• **What is required**: Take every line where the string "Relative" appears and copy it.
■ ■ ■
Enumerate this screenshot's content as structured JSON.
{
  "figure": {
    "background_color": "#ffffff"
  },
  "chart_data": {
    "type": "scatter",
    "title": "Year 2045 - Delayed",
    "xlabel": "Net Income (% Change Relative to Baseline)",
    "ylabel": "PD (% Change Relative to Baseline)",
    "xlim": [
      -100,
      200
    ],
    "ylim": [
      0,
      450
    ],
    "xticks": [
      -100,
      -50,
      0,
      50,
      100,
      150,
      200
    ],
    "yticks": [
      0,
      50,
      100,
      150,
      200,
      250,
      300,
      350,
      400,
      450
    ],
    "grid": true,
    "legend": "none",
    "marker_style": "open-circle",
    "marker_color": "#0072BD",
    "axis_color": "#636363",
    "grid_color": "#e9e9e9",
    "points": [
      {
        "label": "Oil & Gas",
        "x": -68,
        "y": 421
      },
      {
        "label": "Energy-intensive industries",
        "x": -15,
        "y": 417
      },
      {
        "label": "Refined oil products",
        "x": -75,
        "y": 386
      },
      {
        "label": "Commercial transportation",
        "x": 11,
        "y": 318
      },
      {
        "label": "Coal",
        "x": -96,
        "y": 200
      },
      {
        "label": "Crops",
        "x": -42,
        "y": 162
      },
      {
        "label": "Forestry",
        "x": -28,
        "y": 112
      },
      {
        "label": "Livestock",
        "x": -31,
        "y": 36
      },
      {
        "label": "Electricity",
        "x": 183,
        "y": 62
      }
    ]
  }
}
■ ■ ■
• **Solution below**:
    "xlabel": "Net Income (% Change Relative to Baseline)",
    "ylabel": "PD (% Change Relative to Baseline)",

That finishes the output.